[SET TASK] Select all lines in the records that include "median".

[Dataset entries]
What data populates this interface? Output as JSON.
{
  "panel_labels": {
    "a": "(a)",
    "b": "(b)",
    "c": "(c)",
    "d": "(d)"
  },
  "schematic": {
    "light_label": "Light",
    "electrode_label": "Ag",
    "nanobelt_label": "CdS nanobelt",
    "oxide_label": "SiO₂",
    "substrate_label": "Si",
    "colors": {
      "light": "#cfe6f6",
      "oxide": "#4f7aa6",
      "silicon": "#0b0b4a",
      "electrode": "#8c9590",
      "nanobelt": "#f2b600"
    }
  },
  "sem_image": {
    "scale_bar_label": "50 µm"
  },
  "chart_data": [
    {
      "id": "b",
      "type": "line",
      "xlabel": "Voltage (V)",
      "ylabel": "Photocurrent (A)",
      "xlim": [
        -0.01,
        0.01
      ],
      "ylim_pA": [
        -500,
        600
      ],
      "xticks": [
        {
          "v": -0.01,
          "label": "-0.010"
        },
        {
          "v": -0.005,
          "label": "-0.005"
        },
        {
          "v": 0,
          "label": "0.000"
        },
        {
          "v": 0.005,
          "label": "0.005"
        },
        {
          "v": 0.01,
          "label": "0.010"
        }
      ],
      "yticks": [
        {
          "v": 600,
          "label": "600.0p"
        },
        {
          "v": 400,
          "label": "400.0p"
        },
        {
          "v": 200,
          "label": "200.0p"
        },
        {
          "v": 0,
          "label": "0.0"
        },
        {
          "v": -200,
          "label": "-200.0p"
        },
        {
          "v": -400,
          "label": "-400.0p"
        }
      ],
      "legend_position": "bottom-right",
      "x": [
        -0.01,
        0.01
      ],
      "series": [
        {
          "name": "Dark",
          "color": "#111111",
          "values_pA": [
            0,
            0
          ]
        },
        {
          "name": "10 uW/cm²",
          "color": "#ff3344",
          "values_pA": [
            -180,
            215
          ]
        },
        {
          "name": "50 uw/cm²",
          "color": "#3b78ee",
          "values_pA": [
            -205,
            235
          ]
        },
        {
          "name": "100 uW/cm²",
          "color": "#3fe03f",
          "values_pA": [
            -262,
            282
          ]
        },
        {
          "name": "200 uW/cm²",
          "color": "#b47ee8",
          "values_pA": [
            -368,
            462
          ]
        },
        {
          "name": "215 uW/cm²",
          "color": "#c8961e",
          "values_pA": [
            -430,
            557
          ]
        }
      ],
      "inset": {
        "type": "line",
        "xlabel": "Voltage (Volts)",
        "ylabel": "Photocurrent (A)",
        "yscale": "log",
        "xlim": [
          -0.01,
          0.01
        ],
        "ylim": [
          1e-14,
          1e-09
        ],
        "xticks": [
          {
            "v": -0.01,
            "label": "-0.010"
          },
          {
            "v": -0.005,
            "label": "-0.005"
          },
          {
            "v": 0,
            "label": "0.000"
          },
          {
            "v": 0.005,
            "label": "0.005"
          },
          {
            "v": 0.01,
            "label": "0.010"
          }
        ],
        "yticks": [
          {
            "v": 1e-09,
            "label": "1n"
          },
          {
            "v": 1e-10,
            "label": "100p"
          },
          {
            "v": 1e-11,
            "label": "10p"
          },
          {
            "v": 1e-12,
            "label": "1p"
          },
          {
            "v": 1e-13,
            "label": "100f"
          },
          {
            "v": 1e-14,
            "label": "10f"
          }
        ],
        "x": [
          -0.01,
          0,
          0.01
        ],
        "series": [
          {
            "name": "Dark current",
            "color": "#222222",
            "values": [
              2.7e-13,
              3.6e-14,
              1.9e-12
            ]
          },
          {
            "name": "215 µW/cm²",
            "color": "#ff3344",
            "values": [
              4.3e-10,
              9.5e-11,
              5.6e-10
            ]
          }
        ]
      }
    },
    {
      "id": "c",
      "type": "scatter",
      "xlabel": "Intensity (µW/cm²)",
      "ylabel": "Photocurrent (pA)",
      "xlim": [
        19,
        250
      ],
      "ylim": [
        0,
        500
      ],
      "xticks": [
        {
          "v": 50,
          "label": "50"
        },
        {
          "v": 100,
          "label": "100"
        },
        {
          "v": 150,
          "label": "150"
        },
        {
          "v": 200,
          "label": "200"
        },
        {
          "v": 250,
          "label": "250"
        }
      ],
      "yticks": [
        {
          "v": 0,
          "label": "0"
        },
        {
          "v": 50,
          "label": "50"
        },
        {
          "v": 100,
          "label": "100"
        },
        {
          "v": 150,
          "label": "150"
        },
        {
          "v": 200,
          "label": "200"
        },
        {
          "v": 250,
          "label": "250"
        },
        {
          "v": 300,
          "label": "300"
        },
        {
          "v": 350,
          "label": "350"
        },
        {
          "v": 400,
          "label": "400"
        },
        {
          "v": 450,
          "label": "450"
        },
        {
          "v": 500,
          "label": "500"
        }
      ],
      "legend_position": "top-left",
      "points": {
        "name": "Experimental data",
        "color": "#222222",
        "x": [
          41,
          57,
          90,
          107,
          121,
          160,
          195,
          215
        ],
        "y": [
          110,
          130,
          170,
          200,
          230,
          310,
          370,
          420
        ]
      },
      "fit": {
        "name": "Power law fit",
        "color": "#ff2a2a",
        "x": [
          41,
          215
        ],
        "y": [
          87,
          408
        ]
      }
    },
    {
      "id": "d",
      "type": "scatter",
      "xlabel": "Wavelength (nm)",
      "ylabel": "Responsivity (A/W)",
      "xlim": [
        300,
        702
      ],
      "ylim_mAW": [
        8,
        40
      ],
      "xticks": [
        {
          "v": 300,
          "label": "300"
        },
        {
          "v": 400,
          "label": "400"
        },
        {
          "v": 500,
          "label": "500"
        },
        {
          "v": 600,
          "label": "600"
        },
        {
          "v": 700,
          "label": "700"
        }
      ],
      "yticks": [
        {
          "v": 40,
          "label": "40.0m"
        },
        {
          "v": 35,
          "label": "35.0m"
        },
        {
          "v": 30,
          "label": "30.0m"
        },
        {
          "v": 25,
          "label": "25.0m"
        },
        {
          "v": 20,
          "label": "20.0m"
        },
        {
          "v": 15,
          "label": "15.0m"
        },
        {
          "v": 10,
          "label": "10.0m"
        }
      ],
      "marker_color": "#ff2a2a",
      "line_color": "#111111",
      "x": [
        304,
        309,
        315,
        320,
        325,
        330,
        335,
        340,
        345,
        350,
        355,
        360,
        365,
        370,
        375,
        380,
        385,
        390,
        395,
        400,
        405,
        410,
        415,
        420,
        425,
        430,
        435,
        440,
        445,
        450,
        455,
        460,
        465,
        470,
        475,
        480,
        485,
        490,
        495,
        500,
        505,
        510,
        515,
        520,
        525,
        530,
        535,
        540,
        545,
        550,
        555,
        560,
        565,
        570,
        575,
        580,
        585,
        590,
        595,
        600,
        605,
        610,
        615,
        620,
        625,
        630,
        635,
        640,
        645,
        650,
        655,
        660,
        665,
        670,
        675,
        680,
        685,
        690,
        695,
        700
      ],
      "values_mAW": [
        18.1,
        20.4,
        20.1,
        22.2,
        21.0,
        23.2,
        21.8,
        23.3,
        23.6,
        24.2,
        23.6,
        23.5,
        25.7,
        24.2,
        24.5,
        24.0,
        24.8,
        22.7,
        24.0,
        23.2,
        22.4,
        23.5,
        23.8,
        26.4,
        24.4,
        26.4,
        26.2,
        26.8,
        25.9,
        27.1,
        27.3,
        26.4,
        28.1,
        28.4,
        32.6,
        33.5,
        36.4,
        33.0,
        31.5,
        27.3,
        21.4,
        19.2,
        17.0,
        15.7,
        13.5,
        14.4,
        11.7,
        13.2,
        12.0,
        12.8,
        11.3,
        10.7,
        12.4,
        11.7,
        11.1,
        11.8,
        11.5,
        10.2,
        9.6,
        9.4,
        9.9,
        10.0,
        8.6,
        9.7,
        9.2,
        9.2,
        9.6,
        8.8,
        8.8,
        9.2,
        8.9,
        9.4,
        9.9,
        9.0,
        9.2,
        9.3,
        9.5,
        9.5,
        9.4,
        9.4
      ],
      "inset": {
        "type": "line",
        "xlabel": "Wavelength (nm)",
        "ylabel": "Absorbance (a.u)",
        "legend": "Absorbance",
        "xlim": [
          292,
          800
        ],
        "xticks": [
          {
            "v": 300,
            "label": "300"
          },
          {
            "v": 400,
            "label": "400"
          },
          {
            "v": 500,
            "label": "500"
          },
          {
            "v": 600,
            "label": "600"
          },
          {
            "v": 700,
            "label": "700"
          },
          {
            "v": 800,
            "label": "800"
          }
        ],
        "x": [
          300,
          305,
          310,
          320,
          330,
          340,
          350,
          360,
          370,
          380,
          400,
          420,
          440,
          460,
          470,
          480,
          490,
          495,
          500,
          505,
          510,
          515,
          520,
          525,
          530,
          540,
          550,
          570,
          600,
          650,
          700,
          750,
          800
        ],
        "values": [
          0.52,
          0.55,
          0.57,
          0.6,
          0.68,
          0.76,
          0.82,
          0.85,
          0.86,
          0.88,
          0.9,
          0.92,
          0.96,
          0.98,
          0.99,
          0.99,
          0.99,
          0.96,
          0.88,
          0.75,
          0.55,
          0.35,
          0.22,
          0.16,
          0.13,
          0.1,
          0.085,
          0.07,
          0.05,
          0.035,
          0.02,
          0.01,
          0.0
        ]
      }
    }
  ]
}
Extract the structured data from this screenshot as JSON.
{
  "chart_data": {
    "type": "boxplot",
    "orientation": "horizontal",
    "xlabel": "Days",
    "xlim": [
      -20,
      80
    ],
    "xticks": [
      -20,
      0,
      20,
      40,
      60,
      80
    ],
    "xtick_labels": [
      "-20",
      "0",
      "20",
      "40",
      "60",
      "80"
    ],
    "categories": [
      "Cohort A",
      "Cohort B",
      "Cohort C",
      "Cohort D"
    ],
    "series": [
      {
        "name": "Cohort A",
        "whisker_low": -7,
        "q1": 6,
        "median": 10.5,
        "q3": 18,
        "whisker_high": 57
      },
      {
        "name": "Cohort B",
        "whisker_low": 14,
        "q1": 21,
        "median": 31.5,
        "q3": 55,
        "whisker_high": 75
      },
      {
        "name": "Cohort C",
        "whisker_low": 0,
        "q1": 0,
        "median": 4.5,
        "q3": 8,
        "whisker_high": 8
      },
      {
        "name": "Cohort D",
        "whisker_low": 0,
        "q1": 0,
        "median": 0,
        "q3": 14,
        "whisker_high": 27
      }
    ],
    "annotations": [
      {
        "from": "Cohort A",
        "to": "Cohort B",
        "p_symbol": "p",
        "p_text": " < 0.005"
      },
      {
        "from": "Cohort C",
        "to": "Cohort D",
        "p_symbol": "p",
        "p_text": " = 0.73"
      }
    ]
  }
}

[RESULT OF THE EXERCISE]
        "median": 10.5,
        "median": 31.5,
        "median": 4.5,
        "median": 0,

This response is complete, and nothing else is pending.